## DIRECTIONS FOR THIS TASK
Repeat all of the records verbatim.
□ □ □ □
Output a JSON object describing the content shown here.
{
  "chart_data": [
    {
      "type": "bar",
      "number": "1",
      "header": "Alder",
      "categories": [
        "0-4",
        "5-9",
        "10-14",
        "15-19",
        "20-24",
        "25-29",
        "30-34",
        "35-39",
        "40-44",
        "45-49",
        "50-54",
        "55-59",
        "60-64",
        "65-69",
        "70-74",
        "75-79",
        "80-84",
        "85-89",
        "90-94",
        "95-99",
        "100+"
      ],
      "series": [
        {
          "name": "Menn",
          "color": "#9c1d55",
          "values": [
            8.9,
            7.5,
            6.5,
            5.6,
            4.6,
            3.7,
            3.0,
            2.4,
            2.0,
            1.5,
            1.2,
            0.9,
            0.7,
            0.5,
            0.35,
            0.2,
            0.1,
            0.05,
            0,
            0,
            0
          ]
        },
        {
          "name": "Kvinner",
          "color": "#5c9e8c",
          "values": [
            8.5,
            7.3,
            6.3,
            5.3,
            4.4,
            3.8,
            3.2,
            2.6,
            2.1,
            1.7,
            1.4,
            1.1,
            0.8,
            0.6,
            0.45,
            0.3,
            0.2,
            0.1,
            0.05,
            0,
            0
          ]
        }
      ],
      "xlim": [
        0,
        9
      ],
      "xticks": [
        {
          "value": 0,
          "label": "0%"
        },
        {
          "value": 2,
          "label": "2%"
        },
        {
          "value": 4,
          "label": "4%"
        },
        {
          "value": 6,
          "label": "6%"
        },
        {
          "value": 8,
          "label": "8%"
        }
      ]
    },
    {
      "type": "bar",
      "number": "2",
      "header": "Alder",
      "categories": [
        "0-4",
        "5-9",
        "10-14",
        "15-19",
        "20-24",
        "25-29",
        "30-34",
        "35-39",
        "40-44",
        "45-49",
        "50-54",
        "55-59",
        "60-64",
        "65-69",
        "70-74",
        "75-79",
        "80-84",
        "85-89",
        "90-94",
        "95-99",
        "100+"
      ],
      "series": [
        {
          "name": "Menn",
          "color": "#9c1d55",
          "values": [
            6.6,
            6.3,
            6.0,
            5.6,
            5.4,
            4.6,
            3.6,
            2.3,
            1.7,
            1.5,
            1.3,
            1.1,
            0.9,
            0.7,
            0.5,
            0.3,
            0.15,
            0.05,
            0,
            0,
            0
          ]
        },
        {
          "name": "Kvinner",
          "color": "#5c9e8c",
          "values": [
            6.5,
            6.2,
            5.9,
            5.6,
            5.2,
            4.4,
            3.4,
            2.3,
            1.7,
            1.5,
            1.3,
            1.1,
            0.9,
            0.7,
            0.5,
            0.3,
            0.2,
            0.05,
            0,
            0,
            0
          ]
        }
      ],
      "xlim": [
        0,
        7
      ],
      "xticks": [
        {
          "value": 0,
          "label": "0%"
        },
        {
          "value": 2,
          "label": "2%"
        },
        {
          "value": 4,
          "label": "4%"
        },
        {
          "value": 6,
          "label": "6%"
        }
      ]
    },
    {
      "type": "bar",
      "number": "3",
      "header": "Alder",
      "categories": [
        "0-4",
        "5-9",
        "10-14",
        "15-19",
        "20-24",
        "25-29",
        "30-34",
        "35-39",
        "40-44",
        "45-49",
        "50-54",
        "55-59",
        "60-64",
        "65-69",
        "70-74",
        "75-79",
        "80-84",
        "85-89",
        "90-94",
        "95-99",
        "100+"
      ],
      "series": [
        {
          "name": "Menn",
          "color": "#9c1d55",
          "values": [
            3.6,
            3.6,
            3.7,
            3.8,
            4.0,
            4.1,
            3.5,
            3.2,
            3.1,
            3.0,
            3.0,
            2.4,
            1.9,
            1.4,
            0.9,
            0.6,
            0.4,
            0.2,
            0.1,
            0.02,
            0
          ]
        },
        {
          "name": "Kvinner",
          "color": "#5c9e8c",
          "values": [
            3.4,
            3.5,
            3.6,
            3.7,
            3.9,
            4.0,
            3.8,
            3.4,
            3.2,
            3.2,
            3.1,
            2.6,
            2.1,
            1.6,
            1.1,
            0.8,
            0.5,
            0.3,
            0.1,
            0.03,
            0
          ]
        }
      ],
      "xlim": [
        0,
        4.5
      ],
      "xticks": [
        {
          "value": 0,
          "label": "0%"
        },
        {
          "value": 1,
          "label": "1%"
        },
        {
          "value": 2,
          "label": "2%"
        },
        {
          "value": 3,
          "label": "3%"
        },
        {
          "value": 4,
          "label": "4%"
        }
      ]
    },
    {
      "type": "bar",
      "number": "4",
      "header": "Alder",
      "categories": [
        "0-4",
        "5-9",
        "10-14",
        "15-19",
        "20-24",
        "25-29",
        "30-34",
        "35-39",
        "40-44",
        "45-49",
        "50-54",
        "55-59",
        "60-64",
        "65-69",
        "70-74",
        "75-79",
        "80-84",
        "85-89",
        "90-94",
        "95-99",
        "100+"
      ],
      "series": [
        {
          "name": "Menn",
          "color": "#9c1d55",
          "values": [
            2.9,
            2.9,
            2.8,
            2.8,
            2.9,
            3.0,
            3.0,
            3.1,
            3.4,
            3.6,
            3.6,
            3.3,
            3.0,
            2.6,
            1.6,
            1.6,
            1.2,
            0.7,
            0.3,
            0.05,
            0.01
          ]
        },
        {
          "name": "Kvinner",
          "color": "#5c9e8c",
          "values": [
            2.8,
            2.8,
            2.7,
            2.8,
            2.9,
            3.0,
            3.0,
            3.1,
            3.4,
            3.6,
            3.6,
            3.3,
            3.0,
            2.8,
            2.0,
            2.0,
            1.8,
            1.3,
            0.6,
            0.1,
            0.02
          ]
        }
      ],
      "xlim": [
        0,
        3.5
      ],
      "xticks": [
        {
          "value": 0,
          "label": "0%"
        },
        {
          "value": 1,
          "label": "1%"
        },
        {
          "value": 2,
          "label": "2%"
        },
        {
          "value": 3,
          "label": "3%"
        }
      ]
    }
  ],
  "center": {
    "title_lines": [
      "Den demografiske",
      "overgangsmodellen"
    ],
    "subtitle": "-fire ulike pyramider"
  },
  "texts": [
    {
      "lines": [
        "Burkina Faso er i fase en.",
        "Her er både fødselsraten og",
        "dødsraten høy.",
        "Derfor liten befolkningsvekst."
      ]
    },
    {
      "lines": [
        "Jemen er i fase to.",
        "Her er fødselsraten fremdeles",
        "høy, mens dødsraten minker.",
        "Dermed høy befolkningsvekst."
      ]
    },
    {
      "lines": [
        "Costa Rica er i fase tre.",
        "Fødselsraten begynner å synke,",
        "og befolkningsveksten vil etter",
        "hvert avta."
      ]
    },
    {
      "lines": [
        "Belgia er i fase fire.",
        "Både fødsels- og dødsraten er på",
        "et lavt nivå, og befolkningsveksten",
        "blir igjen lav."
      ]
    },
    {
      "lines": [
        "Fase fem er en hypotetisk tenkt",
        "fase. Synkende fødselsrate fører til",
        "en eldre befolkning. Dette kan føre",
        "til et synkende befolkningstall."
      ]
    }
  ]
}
□ □ □ □
## ANSWER IN FULL
Output a JSON object describing the content shown here.
{
  "chart_data": [
    {
      "type": "bar",
      "number": "1",
      "header": "Alder",
      "categories": [
        "0-4",
        "5-9",
        "10-14",
        "15-19",
        "20-24",
        "25-29",
        "30-34",
        "35-39",
        "40-44",
        "45-49",
        "50-54",
        "55-59",
        "60-64",
        "65-69",
        "70-74",
        "75-79",
        "80-84",
        "85-89",
        "90-94",
        "95-99",
        "100+"
      ],
      "series": [
        {
          "name": "Menn",
          "color": "#9c1d55",
          "values": [
            8.9,
            7.5,
            6.5,
            5.6,
            4.6,
            3.7,
            3.0,
            2.4,
            2.0,
            1.5,
            1.2,
            0.9,
            0.7,
            0.5,
            0.35,
            0.2,
            0.1,
            0.05,
            0,
            0,
            0
          ]
        },
        {
          "name": "Kvinner",
          "color": "#5c9e8c",
          "values": [
            8.5,
            7.3,
            6.3,
            5.3,
            4.4,
            3.8,
            3.2,
            2.6,
            2.1,
            1.7,
            1.4,
            1.1,
            0.8,
            0.6,
            0.45,
            0.3,
            0.2,
            0.1,
            0.05,
            0,
            0
          ]
        }
      ],
      "xlim": [
        0,
        9
      ],
      "xticks": [
        {
          "value": 0,
          "label": "0%"
        },
        {
          "value": 2,
          "label": "2%"
        },
        {
          "value": 4,
          "label": "4%"
        },
        {
          "value": 6,
          "label": "6%"
        },
        {
          "value": 8,
          "label": "8%"
        }
      ]
    },
    {
      "type": "bar",
      "number": "2",
      "header": "Alder",
      "categories": [
        "0-4",
        "5-9",
        "10-14",
        "15-19",
        "20-24",
        "25-29",
        "30-34",
        "35-39",
        "40-44",
        "45-49",
        "50-54",
        "55-59",
        "60-64",
        "65-69",
        "70-74",
        "75-79",
        "80-84",
        "85-89",
        "90-94",
        "95-99",
        "100+"
      ],
      "series": [
        {
          "name": "Menn",
          "color": "#9c1d55",
          "values": [
            6.6,
            6.3,
            6.0,
            5.6,
            5.4,
            4.6,
            3.6,
            2.3,
            1.7,
            1.5,
            1.3,
            1.1,
            0.9,
            0.7,
            0.5,
            0.3,
            0.15,
            0.05,
            0,
            0,
            0
          ]
        },
        {
          "name": "Kvinner",
          "color": "#5c9e8c",
          "values": [
            6.5,
            6.2,
            5.9,
            5.6,
            5.2,
            4.4,
            3.4,
            2.3,
            1.7,
            1.5,
            1.3,
            1.1,
            0.9,
            0.7,
            0.5,
            0.3,
            0.2,
            0.05,
            0,
            0,
            0
          ]
        }
      ],
      "xlim": [
        0,
        7
      ],
      "xticks": [
        {
          "value": 0,
          "label": "0%"
        },
        {
          "value": 2,
          "label": "2%"
        },
        {
          "value": 4,
          "label": "4%"
        },
        {
          "value": 6,
          "label": "6%"
        }
      ]
    },
    {
      "type": "bar",
      "number": "3",
      "header": "Alder",
      "categories": [
        "0-4",
        "5-9",
        "10-14",
        "15-19",
        "20-24",
        "25-29",
        "30-34",
        "35-39",
        "40-44",
        "45-49",
        "50-54",
        "55-59",
        "60-64",
        "65-69",
        "70-74",
        "75-79",
        "80-84",
        "85-89",
        "90-94",
        "95-99",
        "100+"
      ],
      "series": [
        {
          "name": "Menn",
          "color": "#9c1d55",
          "values": [
            3.6,
            3.6,
            3.7,
            3.8,
            4.0,
            4.1,
            3.5,
            3.2,
            3.1,
            3.0,
            3.0,
            2.4,
            1.9,
            1.4,
            0.9,
            0.6,
            0.4,
            0.2,
            0.1,
            0.02,
            0
          ]
        },
        {
          "name": "Kvinner",
          "color": "#5c9e8c",
          "values": [
            3.4,
            3.5,
            3.6,
            3.7,
            3.9,
            4.0,
            3.8,
            3.4,
            3.2,
            3.2,
            3.1,
            2.6,
            2.1,
            1.6,
            1.1,
            0.8,
            0.5,
            0.3,
            0.1,
            0.03,
            0
          ]
        }
      ],
      "xlim": [
        0,
        4.5
      ],
      "xticks": [
        {
          "value": 0,
          "label": "0%"
        },
        {
          "value": 1,
          "label": "1%"
        },
        {
          "value": 2,
          "label": "2%"
        },
        {
          "value": 3,
          "label": "3%"
        },
        {
          "value": 4,
          "label": "4%"
        }
      ]
    },
    {
      "type": "bar",
      "number": "4",
      "header": "Alder",
      "categories": [
        "0-4",
        "5-9",
        "10-14",
        "15-19",
        "20-24",
        "25-29",
        "30-34",
        "35-39",
        "40-44",
        "45-49",
        "50-54",
        "55-59",
        "60-64",
        "65-69",
        "70-74",
        "75-79",
        "80-84",
        "85-89",
        "90-94",
        "95-99",
        "100+"
      ],
      "series": [
        {
          "name": "Menn",
          "color": "#9c1d55",
          "values": [
            2.9,
            2.9,
            2.8,
            2.8,
            2.9,
            3.0,
            3.0,
            3.1,
            3.4,
            3.6,
            3.6,
            3.3,
            3.0,
            2.6,
            1.6,
            1.6,
            1.2,
            0.7,
            0.3,
            0.05,
            0.01
          ]
        },
        {
          "name": "Kvinner",
          "color": "#5c9e8c",
          "values": [
            2.8,
            2.8,
            2.7,
            2.8,
            2.9,
            3.0,
            3.0,
            3.1,
            3.4,
            3.6,
            3.6,
            3.3,
            3.0,
            2.8,
            2.0,
            2.0,
            1.8,
            1.3,
            0.6,
            0.1,
            0.02
          ]
        }
      ],
      "xlim": [
        0,
        3.5
      ],
      "xticks": [
        {
          "value": 0,
          "label": "0%"
        },
        {
          "value": 1,
          "label": "1%"
        },
        {
          "value": 2,
          "label": "2%"
        },
        {
          "value": 3,
          "label": "3%"
        }
      ]
    }
  ],
  "center": {
    "title_lines": [
      "Den demografiske",
      "overgangsmodellen"
    ],
    "subtitle": "-fire ulike pyramider"
  },
  "texts": [
    {
      "lines": [
        "Burkina Faso er i fase en.",
        "Her er både fødselsraten og",
        "dødsraten høy.",
        "Derfor liten befolkningsvekst."
      ]
    },
    {
      "lines": [
        "Jemen er i fase to.",
        "Her er fødselsraten fremdeles",
        "høy, mens dødsraten minker.",
        "Dermed høy befolkningsvekst."
      ]
    },
    {
      "lines": [
        "Costa Rica er i fase tre.",
        "Fødselsraten begynner å synke,",
        "og befolkningsveksten vil etter",
        "hvert avta."
      ]
    },
    {
      "lines": [
        "Belgia er i fase fire.",
        "Både fødsels- og dødsraten er på",
        "et lavt nivå, og befolkningsveksten",
        "blir igjen lav."
      ]
    },
    {
      "lines": [
        "Fase fem er en hypotetisk tenkt",
        "fase. Synkende fødselsrate fører til",
        "en eldre befolkning. Dette kan føre",
        "til et synkende befolkningstall."
      ]
    }
  ]
}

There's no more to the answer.